Can you copy out the data exactly? Leave the images out.
— BEGIN Material for the task —
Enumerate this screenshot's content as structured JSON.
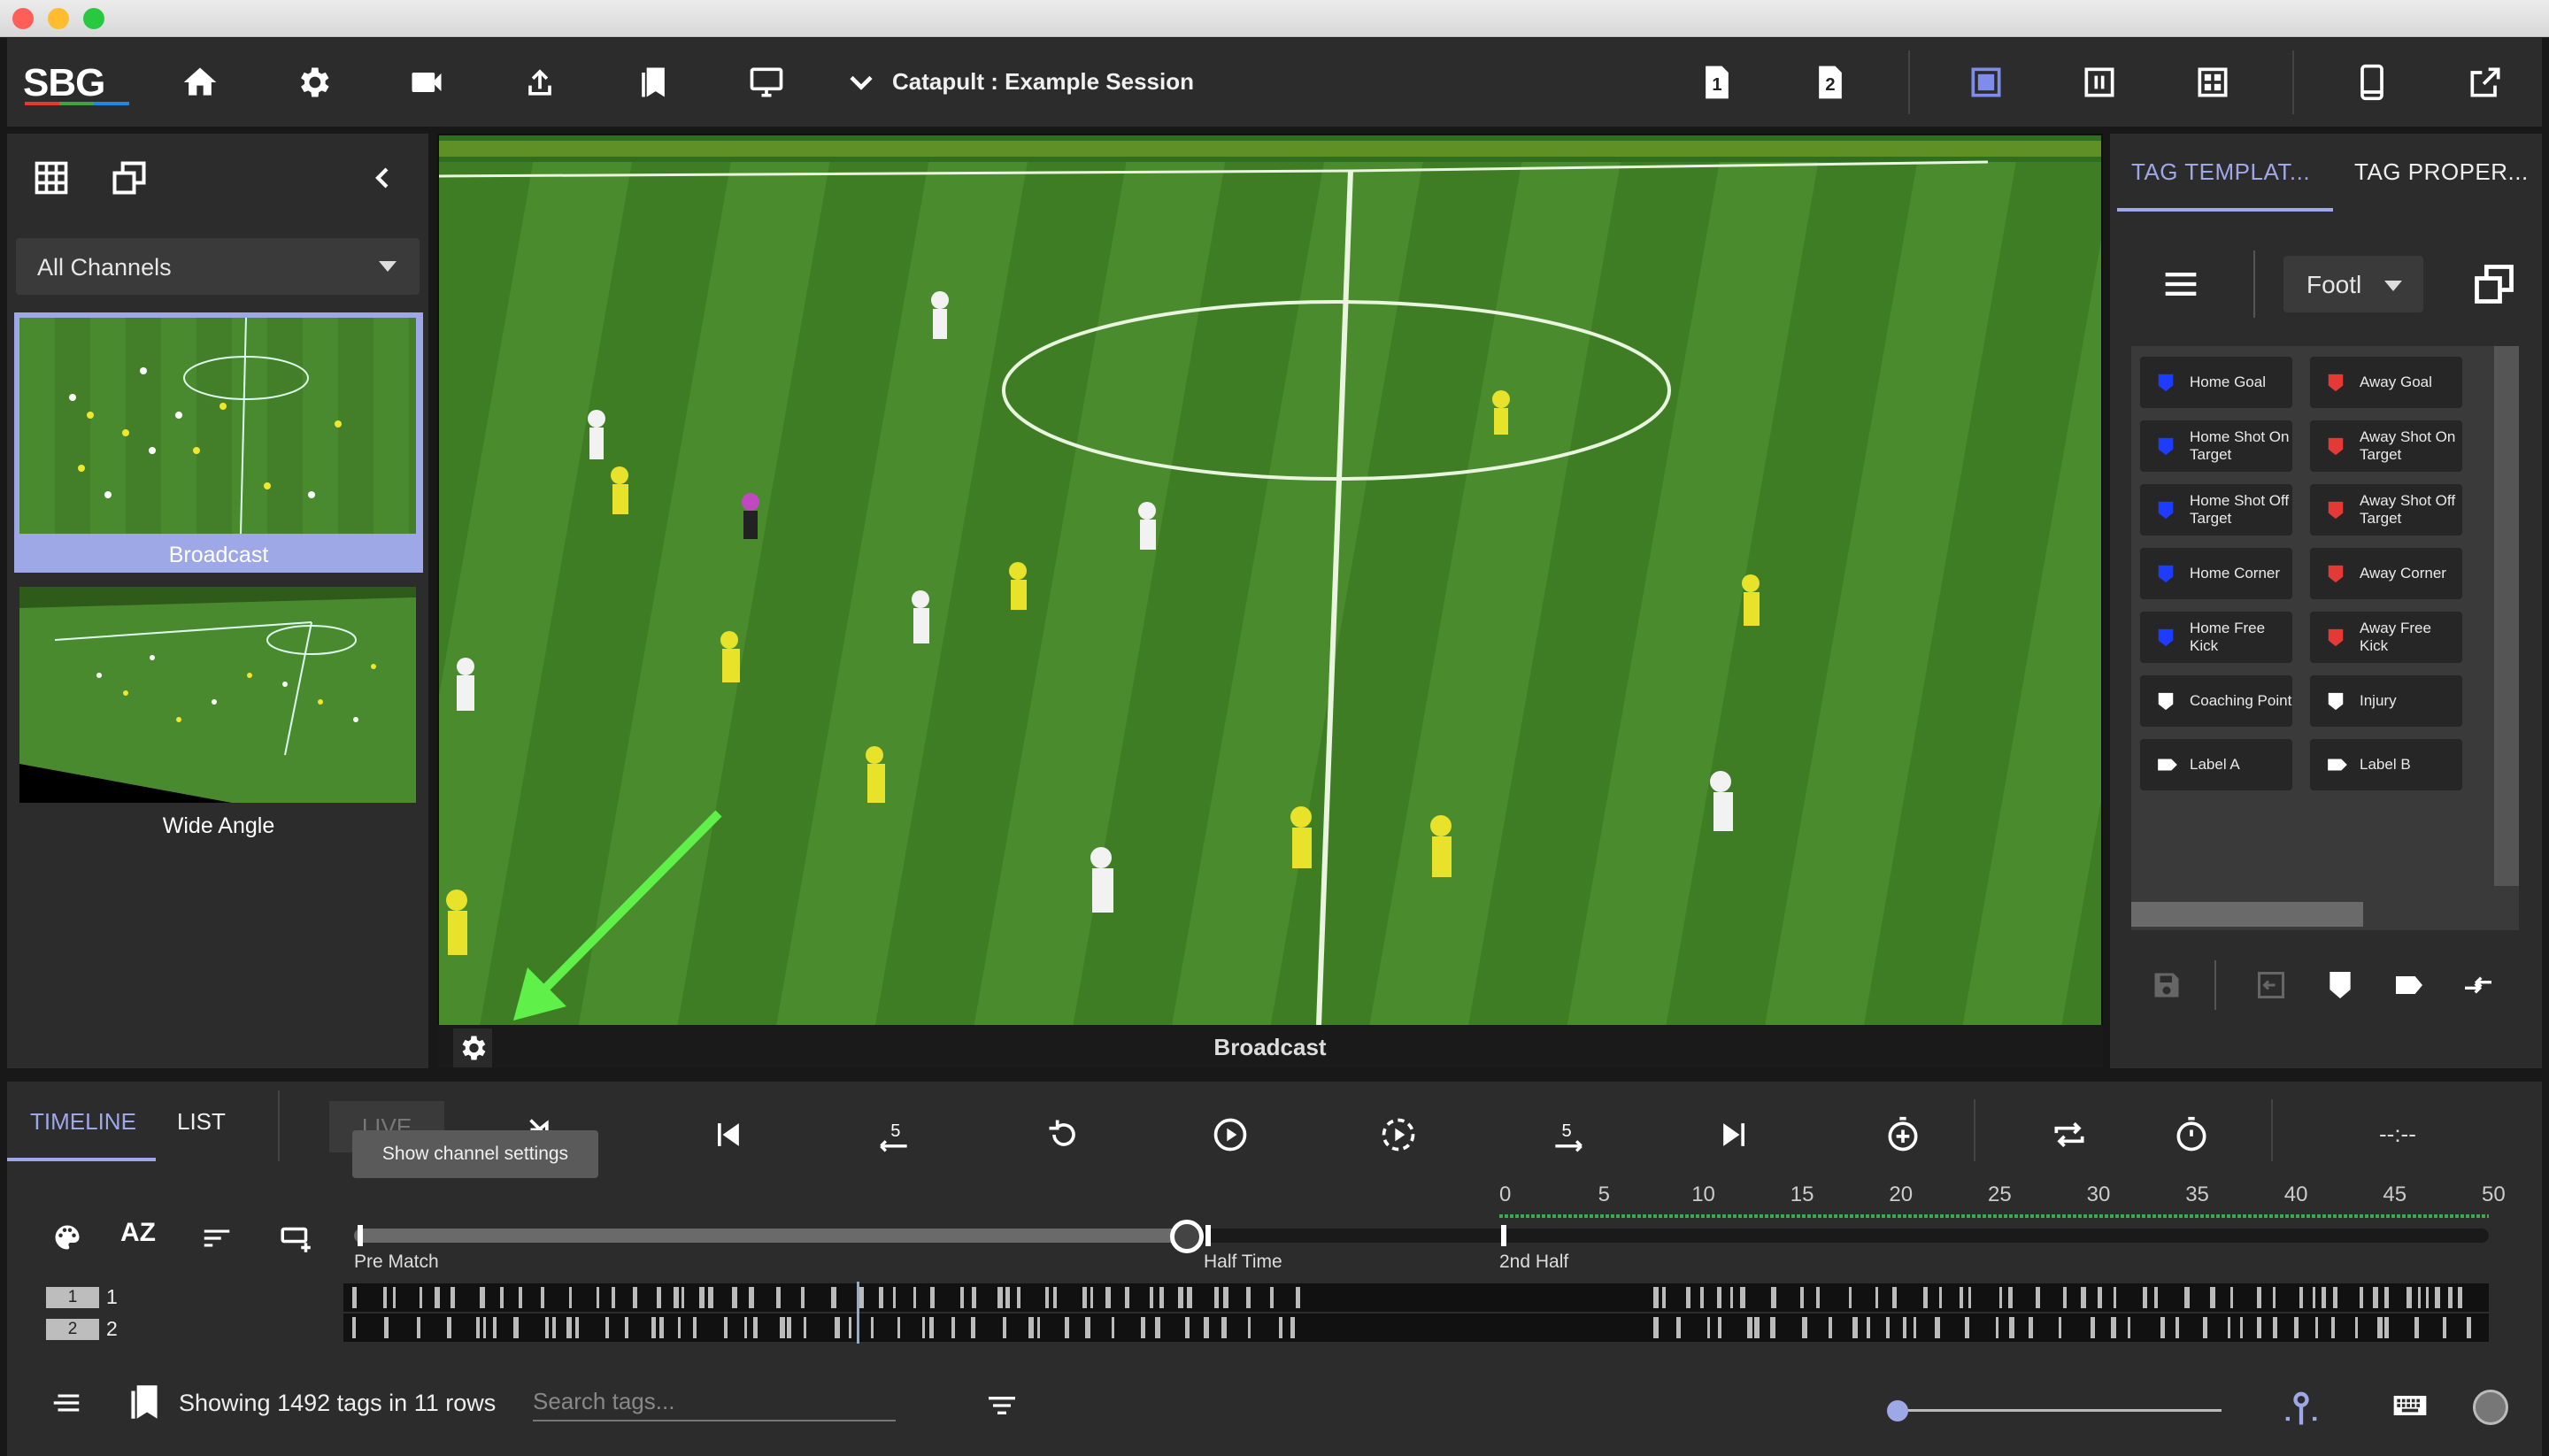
{
  "window": {
    "traffic_lights": [
      "#ff5f57",
      "#febc2e",
      "#28c840"
    ]
  },
  "toolbar": {
    "logo": "SBG",
    "session_title": "Catapult : Example Session",
    "icons": [
      "home-icon",
      "gear-icon",
      "camera-icon",
      "upload-icon",
      "bookmarks-icon",
      "monitor-icon",
      "chevron-down-icon",
      "page-1-icon",
      "page-2-icon",
      "layout-single-icon",
      "layout-split-icon",
      "layout-grid-icon",
      "tablet-icon",
      "open-external-icon"
    ],
    "page1_label": "1",
    "page2_label": "2",
    "accent": "#7e8ee8"
  },
  "left_panel": {
    "channel_select": "All Channels",
    "channels": [
      {
        "label": "Broadcast",
        "selected": true
      },
      {
        "label": "Wide Angle",
        "selected": false
      }
    ],
    "selected_color": "#9fa8e6"
  },
  "video": {
    "channel_name": "Broadcast"
  },
  "right_panel": {
    "tabs": [
      {
        "label": "TAG TEMPLAT...",
        "active": true
      },
      {
        "label": "TAG PROPER...",
        "active": false
      }
    ],
    "template_select": "Footl",
    "tags": [
      {
        "label": "Home Goal",
        "color": "#1e3cff"
      },
      {
        "label": "Away Goal",
        "color": "#e53935"
      },
      {
        "label": "Home Shot On Target",
        "color": "#1e3cff"
      },
      {
        "label": "Away Shot On Target",
        "color": "#e53935"
      },
      {
        "label": "Home Shot Off Target",
        "color": "#1e3cff"
      },
      {
        "label": "Away Shot Off Target",
        "color": "#e53935"
      },
      {
        "label": "Home Corner",
        "color": "#1e3cff"
      },
      {
        "label": "Away Corner",
        "color": "#e53935"
      },
      {
        "label": "Home Free Kick",
        "color": "#1e3cff"
      },
      {
        "label": "Away Free Kick",
        "color": "#e53935"
      },
      {
        "label": "Coaching Point",
        "color": "#ffffff"
      },
      {
        "label": "Injury",
        "color": "#ffffff"
      },
      {
        "label": "Label A",
        "color": "#ffffff"
      },
      {
        "label": "Label B",
        "color": "#ffffff"
      }
    ]
  },
  "bottom": {
    "tabs": [
      {
        "label": "TIMELINE",
        "active": true
      },
      {
        "label": "LIST",
        "active": false
      }
    ],
    "live_label": "LIVE",
    "skip_back_label": "5",
    "skip_fwd_label": "5",
    "time_display": "--:--",
    "tooltip": "Show channel settings",
    "ruler_ticks": [
      "0",
      "5",
      "10",
      "15",
      "20",
      "25",
      "30",
      "35",
      "40",
      "45",
      "50"
    ],
    "periods": [
      "Pre Match",
      "Half Time",
      "2nd Half"
    ],
    "rows": [
      {
        "badge": "1",
        "label": "1"
      },
      {
        "badge": "2",
        "label": "2"
      }
    ],
    "status": "Showing 1492 tags in 11 rows",
    "search_placeholder": "Search tags...",
    "progress": 0.39
  }
}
— END Material for the task —
> _Written reply_
Enumerate this screenshot's content as structured JSON.
{
  "window": {
    "traffic_lights": [
      "#ff5f57",
      "#febc2e",
      "#28c840"
    ]
  },
  "toolbar": {
    "logo": "SBG",
    "session_title": "Catapult : Example Session",
    "icons": [
      "home-icon",
      "gear-icon",
      "camera-icon",
      "upload-icon",
      "bookmarks-icon",
      "monitor-icon",
      "chevron-down-icon",
      "page-1-icon",
      "page-2-icon",
      "layout-single-icon",
      "layout-split-icon",
      "layout-grid-icon",
      "tablet-icon",
      "open-external-icon"
    ],
    "page1_label": "1",
    "page2_label": "2",
    "accent": "#7e8ee8"
  },
  "left_panel": {
    "channel_select": "All Channels",
    "channels": [
      {
        "label": "Broadcast",
        "selected": true
      },
      {
        "label": "Wide Angle",
        "selected": false
      }
    ],
    "selected_color": "#9fa8e6"
  },
  "video": {
    "channel_name": "Broadcast"
  },
  "right_panel": {
    "tabs": [
      {
        "label": "TAG TEMPLAT...",
        "active": true
      },
      {
        "label": "TAG PROPER...",
        "active": false
      }
    ],
    "template_select": "Footl",
    "tags": [
      {
        "label": "Home Goal",
        "color": "#1e3cff"
      },
      {
        "label": "Away Goal",
        "color": "#e53935"
      },
      {
        "label": "Home Shot On Target",
        "color": "#1e3cff"
      },
      {
        "label": "Away Shot On Target",
        "color": "#e53935"
      },
      {
        "label": "Home Shot Off Target",
        "color": "#1e3cff"
      },
      {
        "label": "Away Shot Off Target",
        "color": "#e53935"
      },
      {
        "label": "Home Corner",
        "color": "#1e3cff"
      },
      {
        "label": "Away Corner",
        "color": "#e53935"
      },
      {
        "label": "Home Free Kick",
        "color": "#1e3cff"
      },
      {
        "label": "Away Free Kick",
        "color": "#e53935"
      },
      {
        "label": "Coaching Point",
        "color": "#ffffff"
      },
      {
        "label": "Injury",
        "color": "#ffffff"
      },
      {
        "label": "Label A",
        "color": "#ffffff"
      },
      {
        "label": "Label B",
        "color": "#ffffff"
      }
    ]
  },
  "bottom": {
    "tabs": [
      {
        "label": "TIMELINE",
        "active": true
      },
      {
        "label": "LIST",
        "active": false
      }
    ],
    "live_label": "LIVE",
    "skip_back_label": "5",
    "skip_fwd_label": "5",
    "time_display": "--:--",
    "tooltip": "Show channel settings",
    "ruler_ticks": [
      "0",
      "5",
      "10",
      "15",
      "20",
      "25",
      "30",
      "35",
      "40",
      "45",
      "50"
    ],
    "periods": [
      "Pre Match",
      "Half Time",
      "2nd Half"
    ],
    "rows": [
      {
        "badge": "1",
        "label": "1"
      },
      {
        "badge": "2",
        "label": "2"
      }
    ],
    "status": "Showing 1492 tags in 11 rows",
    "search_placeholder": "Search tags...",
    "progress": 0.39
  }
}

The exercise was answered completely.